--- Begin ---
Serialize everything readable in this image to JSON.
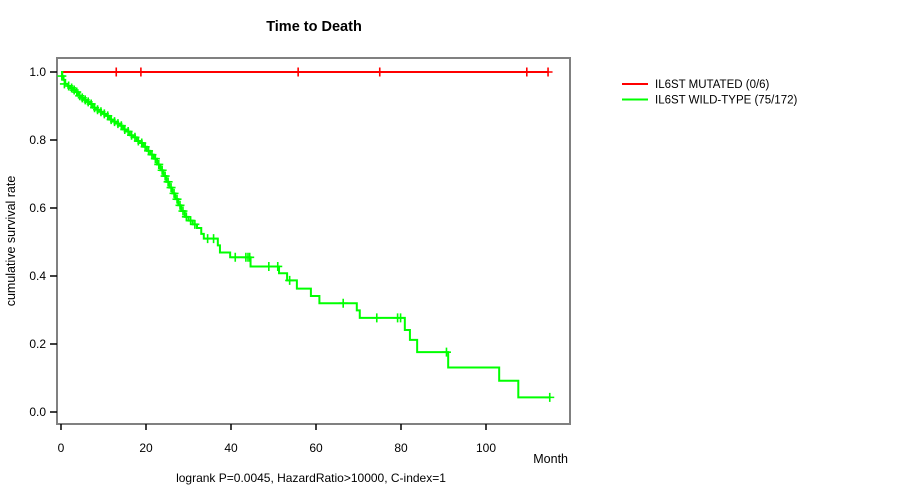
{
  "title": {
    "text": "Time to Death"
  },
  "axes": {
    "x_label": "Month",
    "y_label": "cumulative survival rate",
    "x_ticks": [
      {
        "v": 0,
        "label": "0"
      },
      {
        "v": 20,
        "label": "20"
      },
      {
        "v": 40,
        "label": "40"
      },
      {
        "v": 60,
        "label": "60"
      },
      {
        "v": 80,
        "label": "80"
      },
      {
        "v": 100,
        "label": "100"
      }
    ],
    "y_ticks": [
      {
        "v": 0.0,
        "label": "0.0"
      },
      {
        "v": 0.2,
        "label": "0.2"
      },
      {
        "v": 0.4,
        "label": "0.4"
      },
      {
        "v": 0.6,
        "label": "0.6"
      },
      {
        "v": 0.8,
        "label": "0.8"
      },
      {
        "v": 1.0,
        "label": "1.0"
      }
    ]
  },
  "footer": {
    "text": "logrank P=0.0045, HazardRatio>10000, C-index=1"
  },
  "legend": {
    "items": [
      {
        "label": "IL6ST MUTATED (0/6)",
        "color": "#ff0000"
      },
      {
        "label": "IL6ST WILD-TYPE (75/172)",
        "color": "#00ff00"
      }
    ]
  },
  "colors": {
    "box": "#808080",
    "text": "#000000",
    "background": "#ffffff"
  },
  "chart_data": {
    "type": "line",
    "subtype": "kaplan-meier-step",
    "title": "Time to Death",
    "xlabel": "Month",
    "ylabel": "cumulative survival rate",
    "xlim": [
      0,
      119
    ],
    "ylim": [
      0,
      1.04
    ],
    "grid": false,
    "legend_position": "outside-top-right",
    "annotation": "logrank P=0.0045, HazardRatio>10000, C-index=1",
    "series": [
      {
        "name": "IL6ST MUTATED (0/6)",
        "color": "#ff0000",
        "events": "0/6",
        "start": [
          0,
          1.0
        ],
        "steps": [],
        "end_t": 114.6,
        "censors": [
          [
            13.0,
            1.0
          ],
          [
            18.8,
            1.0
          ],
          [
            55.8,
            1.0
          ],
          [
            75.0,
            1.0
          ],
          [
            109.6,
            1.0
          ],
          [
            114.6,
            1.0
          ]
        ]
      },
      {
        "name": "IL6ST WILD-TYPE (75/172)",
        "color": "#00ff00",
        "events": "75/172",
        "start": [
          0,
          1.0
        ],
        "steps": [
          [
            0.3,
            0.988
          ],
          [
            0.6,
            0.977
          ],
          [
            1.0,
            0.965
          ],
          [
            1.6,
            0.959
          ],
          [
            2.2,
            0.953
          ],
          [
            2.8,
            0.947
          ],
          [
            3.4,
            0.941
          ],
          [
            4.0,
            0.93
          ],
          [
            4.7,
            0.924
          ],
          [
            5.4,
            0.918
          ],
          [
            6.1,
            0.912
          ],
          [
            6.8,
            0.906
          ],
          [
            7.5,
            0.895
          ],
          [
            8.2,
            0.889
          ],
          [
            9.0,
            0.883
          ],
          [
            9.8,
            0.877
          ],
          [
            10.6,
            0.871
          ],
          [
            11.4,
            0.86
          ],
          [
            12.2,
            0.854
          ],
          [
            13.0,
            0.848
          ],
          [
            13.8,
            0.842
          ],
          [
            14.6,
            0.831
          ],
          [
            15.4,
            0.825
          ],
          [
            16.2,
            0.814
          ],
          [
            17.0,
            0.808
          ],
          [
            17.8,
            0.797
          ],
          [
            18.6,
            0.791
          ],
          [
            19.4,
            0.78
          ],
          [
            20.2,
            0.768
          ],
          [
            21.0,
            0.757
          ],
          [
            21.8,
            0.745
          ],
          [
            22.6,
            0.728
          ],
          [
            23.4,
            0.711
          ],
          [
            24.1,
            0.694
          ],
          [
            24.8,
            0.677
          ],
          [
            25.5,
            0.66
          ],
          [
            26.2,
            0.643
          ],
          [
            26.9,
            0.626
          ],
          [
            27.6,
            0.608
          ],
          [
            28.3,
            0.591
          ],
          [
            29.1,
            0.574
          ],
          [
            30.0,
            0.563
          ],
          [
            31.0,
            0.552
          ],
          [
            32.0,
            0.541
          ],
          [
            33.0,
            0.524
          ],
          [
            33.6,
            0.51
          ],
          [
            36.9,
            0.49
          ],
          [
            37.4,
            0.469
          ],
          [
            39.8,
            0.455
          ],
          [
            44.6,
            0.428
          ],
          [
            51.3,
            0.408
          ],
          [
            53.2,
            0.387
          ],
          [
            55.5,
            0.363
          ],
          [
            58.8,
            0.341
          ],
          [
            60.8,
            0.32
          ],
          [
            69.6,
            0.299
          ],
          [
            70.3,
            0.277
          ],
          [
            80.9,
            0.241
          ],
          [
            82.1,
            0.212
          ],
          [
            83.8,
            0.176
          ],
          [
            91.1,
            0.131
          ],
          [
            103.1,
            0.092
          ],
          [
            107.6,
            0.043
          ]
        ],
        "end_t": 115.2,
        "censors": [
          [
            0.2,
            0.988
          ],
          [
            0.8,
            0.965
          ],
          [
            1.8,
            0.959
          ],
          [
            2.5,
            0.953
          ],
          [
            3.1,
            0.947
          ],
          [
            3.7,
            0.941
          ],
          [
            4.4,
            0.93
          ],
          [
            5.0,
            0.924
          ],
          [
            5.7,
            0.918
          ],
          [
            6.4,
            0.912
          ],
          [
            7.1,
            0.906
          ],
          [
            7.9,
            0.895
          ],
          [
            8.6,
            0.889
          ],
          [
            9.4,
            0.883
          ],
          [
            10.2,
            0.877
          ],
          [
            11.0,
            0.871
          ],
          [
            11.8,
            0.86
          ],
          [
            12.6,
            0.854
          ],
          [
            13.4,
            0.848
          ],
          [
            14.2,
            0.842
          ],
          [
            15.0,
            0.831
          ],
          [
            15.8,
            0.825
          ],
          [
            16.6,
            0.814
          ],
          [
            17.4,
            0.808
          ],
          [
            18.2,
            0.797
          ],
          [
            19.0,
            0.791
          ],
          [
            19.8,
            0.78
          ],
          [
            20.6,
            0.768
          ],
          [
            21.4,
            0.757
          ],
          [
            22.2,
            0.745
          ],
          [
            23.0,
            0.728
          ],
          [
            23.8,
            0.711
          ],
          [
            24.5,
            0.694
          ],
          [
            25.2,
            0.677
          ],
          [
            25.9,
            0.66
          ],
          [
            26.6,
            0.643
          ],
          [
            27.3,
            0.626
          ],
          [
            28.0,
            0.608
          ],
          [
            28.7,
            0.591
          ],
          [
            29.5,
            0.574
          ],
          [
            30.5,
            0.563
          ],
          [
            31.5,
            0.552
          ],
          [
            34.5,
            0.51
          ],
          [
            35.9,
            0.51
          ],
          [
            41.0,
            0.455
          ],
          [
            43.5,
            0.455
          ],
          [
            44.0,
            0.455
          ],
          [
            44.4,
            0.455
          ],
          [
            48.9,
            0.428
          ],
          [
            51.0,
            0.428
          ],
          [
            53.8,
            0.387
          ],
          [
            66.4,
            0.32
          ],
          [
            74.3,
            0.277
          ],
          [
            79.2,
            0.277
          ],
          [
            79.9,
            0.277
          ],
          [
            90.7,
            0.176
          ],
          [
            115.0,
            0.043
          ]
        ]
      }
    ]
  }
}
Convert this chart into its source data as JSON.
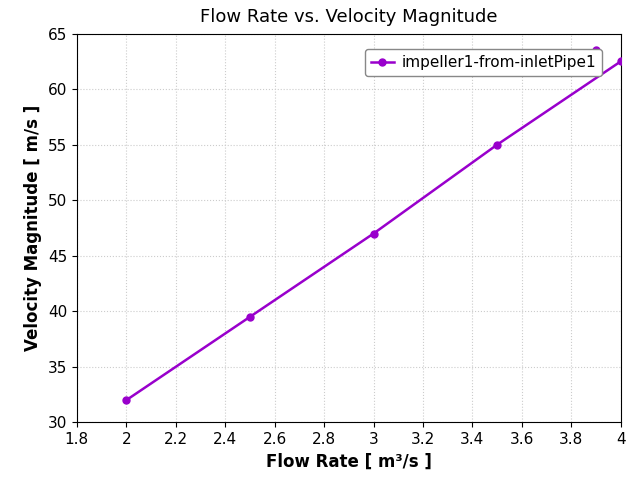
{
  "title": "Flow Rate vs. Velocity Magnitude",
  "xlabel": "Flow Rate [ m³/s ]",
  "ylabel": "Velocity Magnitude [ m/s ]",
  "legend_label": "impeller1-from-inletPipe1",
  "x": [
    2.0,
    2.5,
    3.0,
    3.5,
    4.0
  ],
  "y": [
    32.0,
    39.5,
    47.0,
    55.0,
    62.5
  ],
  "x_extra": [
    3.9
  ],
  "y_extra": [
    63.5
  ],
  "line_color": "#9900cc",
  "marker": "o",
  "marker_size": 5,
  "linewidth": 1.8,
  "xlim": [
    1.8,
    4.0
  ],
  "ylim": [
    30,
    65
  ],
  "xticks": [
    1.8,
    2.0,
    2.2,
    2.4,
    2.6,
    2.8,
    3.0,
    3.2,
    3.4,
    3.6,
    3.8,
    4.0
  ],
  "yticks": [
    30,
    35,
    40,
    45,
    50,
    55,
    60,
    65
  ],
  "grid_color": "#cccccc",
  "grid_linestyle": ":",
  "background_color": "#ffffff",
  "title_fontsize": 13,
  "label_fontsize": 12,
  "tick_fontsize": 11,
  "legend_fontsize": 11
}
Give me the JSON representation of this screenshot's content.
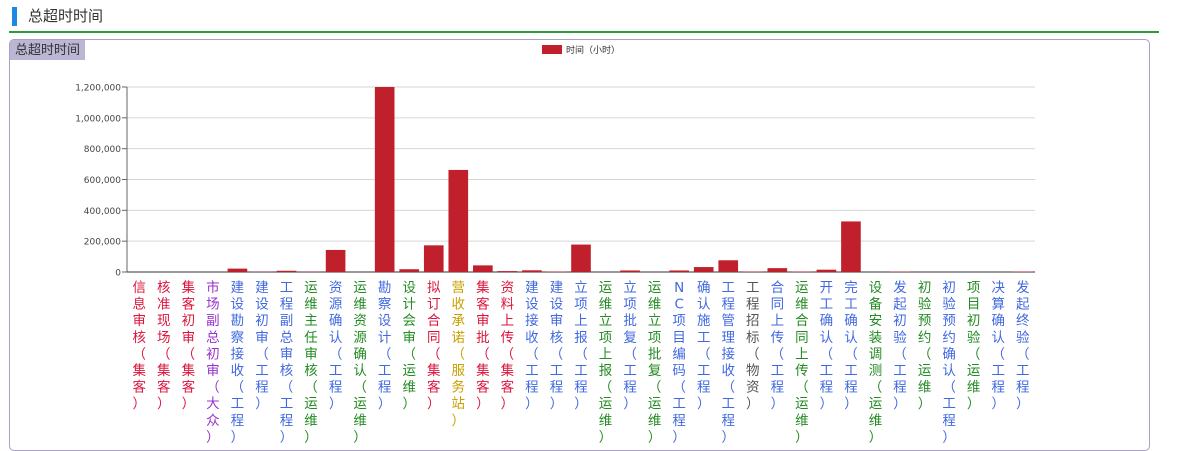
{
  "header": {
    "title": "总超时时间"
  },
  "panel": {
    "title": "总超时时间"
  },
  "colors": {
    "accent": "#1e88e5",
    "header_line": "#2e9b3a",
    "panel_border": "#a9a0c9",
    "panel_title_bg": "#bab6d4",
    "bar": "#c0202b"
  },
  "chart_data": {
    "type": "bar",
    "title": "",
    "xlabel": "",
    "ylabel": "",
    "ylim": [
      0,
      1200000
    ],
    "yticks": [
      "0",
      "200,000",
      "400,000",
      "600,000",
      "800,000",
      "1,000,000",
      "1,200,000"
    ],
    "grid": true,
    "legend_position": "top-center",
    "categories": [
      "信息审核（集客）",
      "核准现场（集客）",
      "集客初审（集客）",
      "市场副总初审（大众）",
      "建设勘察接收（工程）",
      "建设初审（工程）",
      "工程副总审核（工程）",
      "运维主任审核（运维）",
      "资源确认（工程）",
      "运维资源确认（运维）",
      "勘察设计（工程）",
      "设计会审（运维）",
      "拟订合同（集客）",
      "营收承诺（服务站）",
      "集客审批（集客）",
      "资料上传（集客）",
      "建设接收（工程）",
      "建设审核（工程）",
      "立项上报（工程）",
      "运维立项上报（运维）",
      "立项批复（工程）",
      "运维立项批复（运维）",
      "NC项目编码（工程）",
      "确认施工（工程）",
      "工程管理接收（工程）",
      "工程招标（物资）",
      "合同上传（工程）",
      "运维合同上传（运维）",
      "开工确认（工程）",
      "完工确认（工程）",
      "设备安装调测（运维）",
      "发起初验（工程）",
      "初验预约（运维）",
      "初验预约确认（工程）",
      "项目初验（运维）",
      "决算确认（工程）",
      "发起终验（工程）"
    ],
    "category_colors": [
      "#dc143c",
      "#dc143c",
      "#dc143c",
      "#9932cc",
      "#4169e1",
      "#4169e1",
      "#4169e1",
      "#228b22",
      "#4169e1",
      "#228b22",
      "#4169e1",
      "#228b22",
      "#dc143c",
      "#c8a000",
      "#dc143c",
      "#dc143c",
      "#4169e1",
      "#4169e1",
      "#4169e1",
      "#228b22",
      "#4169e1",
      "#228b22",
      "#4169e1",
      "#4169e1",
      "#4169e1",
      "#555555",
      "#4169e1",
      "#228b22",
      "#4169e1",
      "#4169e1",
      "#228b22",
      "#4169e1",
      "#228b22",
      "#4169e1",
      "#228b22",
      "#4169e1",
      "#4169e1"
    ],
    "series": [
      {
        "name": "时间（小时）",
        "values": [
          0,
          0,
          0,
          0,
          22000,
          2000,
          8000,
          2000,
          143000,
          0,
          1200000,
          18000,
          173000,
          662000,
          43000,
          6000,
          11000,
          3000,
          178000,
          0,
          10000,
          0,
          10000,
          32000,
          76000,
          3000,
          25000,
          3000,
          15000,
          328000,
          0,
          3000,
          0,
          0,
          0,
          0,
          3000
        ]
      }
    ]
  }
}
--- End ---
- **WORK INSTRUCTIONS**
Every line containing the string "Time" must be listed.

- **OUTPUT FOR THIS TASK**
    "text": "Time to Death"
    "title": "Time to Death",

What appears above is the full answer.